Problèmes à résoudre:
• A. D'après le texte cité, à quelle date la proposition de loi sur la transposition de la directive « Secret des affaires » a-t-elle été déposée à l'Assemblée nationale ?
• B. Extrayez fidèlement du texte cité le passage qui débute aux mots « Deontofi.com reproduit ci-dessous » et se termine après les mots « la liberté d’expression. ».
• C. Relevez toutes les dates complètes (jour, mois et année) mentionnées dans le texte cité.

Texte cité:
En accordant la primauté au secret des affaires par rapport au droit d’informer, la transposition française de la directive européenne risque de favoriser davantage les procès abusifs pour bâillonner l’information. (photo © GPouzin)

Deux ans avant son élection à la présidence de la République, Emmanuel Macron avait montré sa préférence pour le secret des affaires au détriment du droit à l’information des citoyens, rempart de la démocratie contre l’obscurantisme des affaires louches, fraudes et corruptions. Malheureusement la tendance ne semble pas très favorable à l’amélioration de la transparence au sein des grandes puissances mondiales. La proposition de loi sur la transposition de la directive « Secret des affaires » (directive 2016/943/UE du 8 juin 2016), déposée à l’Assemblée nationale le 19 février 2018 par les députés de la majorité présidentielle, dont Richard Ferrand, lui-même mouillé dans une affaire de prise d’intérêts et d’enrichissement personnel par abus de ses mandats mutualistes, relance la chasse aux lanceurs d’alerte et aux articles d’investigation, pour mieux protéger les affaires louches.

La Loi Macron voulait que le secret des affaires étouffe la liberté d'informer

Deontofi.com reproduit ci-dessous le communiqué publié le 19 mars 2018 par le Syndicat de la presse indépendante d’information en ligne (Spiil.org)

Le projet de texte visant à transposer en droit national la directive européenne dite secret des affaires fragilise le droit du citoyen à être informé et la liberté d’expression. 

Le Spiil regrette que la primauté du droit à être informé sur le droit aux secrets ne soit pas exprimée avec suffisamment de clarté dans la proposition de loi. Là où le législateur français considère la liberté d’expression comme une “dérogation”, le texte européen, lui, affirme sans ambiguïté et dès son premier article cette primauté.

Ce manque de clarté crée un risque majeur, celui d’une multiplication des procédures contentieuses. Les éditeurs de presse, souvent de très petites tailles, n’ont pas les moyens de soutenir des procédures abusives. Or certains acteurs économiques sont friands de ces “procès-bâillon”. Cette confusion risque donc de générer un comportement d’auto-censure, préjudiciable à notre démocratie.

Si l’enjeu de ce texte est bien de veiller à l’équilibre entre deux droits, celui d’informer et celui de maintenir des secrets pour les entreprises, alors le Spiil demande au législateur et aux pouvoirs publics de tenir compte de celui fondamental qu’est la liberté d’expression telle que consacrée par la loi du 29 juillet 1881 en l’inscrivant nommément dans le texte de loi.

Dans notre démocratie, c’est cette loi qui organise l’équilibre entre les garanties individuelles et la protection des libertés fondamentales. Le texte de loi présenté par le législateur vient fragiliser cet équilibre. Nous rappelons que la loi de 1881 encadre la responsabilité des éditeurs de presse. Elle présente les garanties nécessaires pour permettre au juge de bien apprécier, notamment, la valeur d’intérêt général des informations révélées.

Entrées extraites:
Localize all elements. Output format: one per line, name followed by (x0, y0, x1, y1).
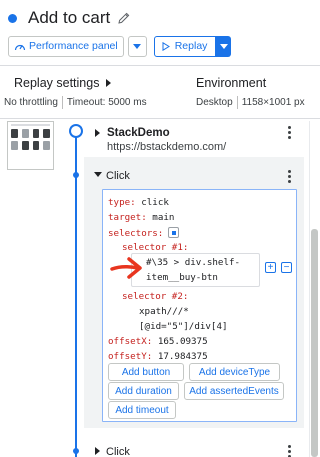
step-menu-button[interactable] (287, 445, 291, 457)
steps-divider (0, 118, 320, 119)
resolution-value: 1158×1001 px (241, 97, 305, 108)
red-arrow-annotation (110, 257, 142, 279)
prop-selector-1: selector #1: (122, 242, 188, 253)
replay-settings-values: No throttling Timeout: 5000 ms (4, 96, 147, 109)
selector-picker-icon[interactable] (168, 227, 180, 238)
prop-value[interactable]: 17.984375 (158, 351, 208, 362)
step-title[interactable]: Click (106, 446, 130, 457)
divider (61, 96, 63, 109)
chevron-right-icon[interactable] (95, 129, 100, 137)
prop-value[interactable]: 165.09375 (158, 336, 208, 347)
environment-values: Desktop 1158×1001 px (196, 96, 305, 109)
pencil-icon[interactable] (117, 11, 131, 25)
selector-2-line[interactable]: [@id="5"]/div[4] (139, 321, 228, 332)
thumbnail-product (32, 129, 40, 138)
replay-settings-toggle[interactable]: Replay settings (14, 76, 112, 90)
selector-1-line: item__buy-btn (146, 272, 218, 283)
remove-selector-button[interactable]: − (281, 262, 292, 273)
prop-offsety[interactable]: offsetY: 17.984375 (108, 351, 208, 362)
add-timeout-button[interactable]: Add timeout (108, 401, 176, 419)
prop-key: type: (108, 197, 136, 208)
timeline-node-navigate (69, 124, 83, 138)
performance-panel-label: Performance panel (29, 40, 118, 52)
recording-title-row: Add to cart (8, 7, 131, 29)
add-duration-button[interactable]: Add duration (108, 382, 179, 400)
thumbnail-grid (11, 129, 50, 150)
prop-type[interactable]: type: click (108, 197, 169, 208)
add-devicetype-button[interactable]: Add deviceType (189, 363, 280, 381)
replay-label: Replay (174, 40, 208, 52)
timeline-line (75, 131, 77, 457)
timeline-node-click (73, 172, 79, 178)
header-divider (0, 65, 320, 66)
thumbnail-product (43, 141, 50, 150)
chevron-down-icon (133, 43, 142, 49)
device-value: Desktop (196, 97, 233, 108)
page-screenshot-thumbnail[interactable] (7, 121, 54, 170)
recording-title: Add to cart (28, 8, 111, 27)
timeout-value: Timeout: 5000 ms (66, 97, 147, 108)
step-title[interactable]: StackDemo (107, 127, 170, 139)
step-menu-button[interactable] (287, 126, 291, 139)
prop-offsetx[interactable]: offsetX: 165.09375 (108, 336, 208, 347)
selector-1-line: #\35 > div.shelf- (146, 257, 241, 268)
thumbnail-product (32, 141, 40, 150)
chevron-right-icon (106, 79, 112, 87)
chevron-right-icon[interactable] (95, 447, 100, 455)
add-assertedevents-button[interactable]: Add assertedEvents (184, 382, 284, 400)
prop-selectors: selectors: (108, 227, 180, 239)
add-selector-button[interactable]: + (265, 262, 276, 273)
step-title[interactable]: Click (106, 170, 130, 182)
divider (236, 96, 238, 109)
recording-status-dot (8, 13, 17, 23)
performance-dropdown-button[interactable] (127, 35, 147, 57)
replay-settings-title: Replay settings (14, 76, 100, 90)
step-menu-button[interactable] (287, 170, 291, 183)
thumbnail-header (11, 124, 50, 126)
play-icon (162, 41, 170, 51)
recording-toolbar: Performance panel Replay (8, 35, 232, 57)
performance-panel-button[interactable]: Performance panel (8, 35, 124, 57)
step-url: https://bstackdemo.com/ (107, 141, 227, 153)
replay-options-button[interactable] (216, 35, 232, 57)
thumbnail-product (11, 141, 18, 150)
scrollbar-thumb[interactable] (311, 229, 318, 457)
replay-button[interactable]: Replay (153, 35, 217, 57)
prop-key: offsetX: (108, 336, 153, 347)
environment-title: Environment (196, 76, 267, 90)
gauge-icon (14, 44, 26, 50)
thumbnail-product (11, 129, 18, 138)
prop-key: selector #1: (122, 242, 189, 253)
prop-target[interactable]: target: main (108, 212, 174, 223)
prop-selector-2: selector #2: (122, 291, 188, 302)
thumbnail-product (21, 141, 29, 150)
prop-key: selectors: (108, 228, 164, 239)
prop-key: offsetY: (108, 351, 153, 362)
chevron-down-icon (219, 43, 228, 49)
thumbnail-product (43, 129, 50, 138)
prop-value[interactable]: main (152, 212, 174, 223)
thumbnail-product (21, 129, 29, 138)
timeline-node-click (73, 448, 79, 454)
throttling-value: No throttling (4, 97, 58, 108)
prop-key: target: (108, 212, 147, 223)
prop-value[interactable]: click (141, 197, 169, 208)
prop-key: selector #2: (122, 291, 189, 302)
chevron-down-icon[interactable] (94, 172, 102, 177)
selector-2-line[interactable]: xpath///* (139, 306, 189, 317)
add-button-button[interactable]: Add button (108, 363, 184, 381)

Corrigé des exercices:
• A. Le 19 février 2018.

• B.
Deontofi.com reproduit ci-dessous le communiqué publié le 19 mars 2018 par le Syndicat de la presse indépendante d’information en ligne (Spiil.org)

Le projet de texte visant à transposer en droit national la directive européenne dite secret des affaires fragilise le droit du citoyen à être informé et la liberté d’expression.

• C.
- 8 juin 2016
- 19 février 2018
- 19 mars 2018
- 29 juillet 1881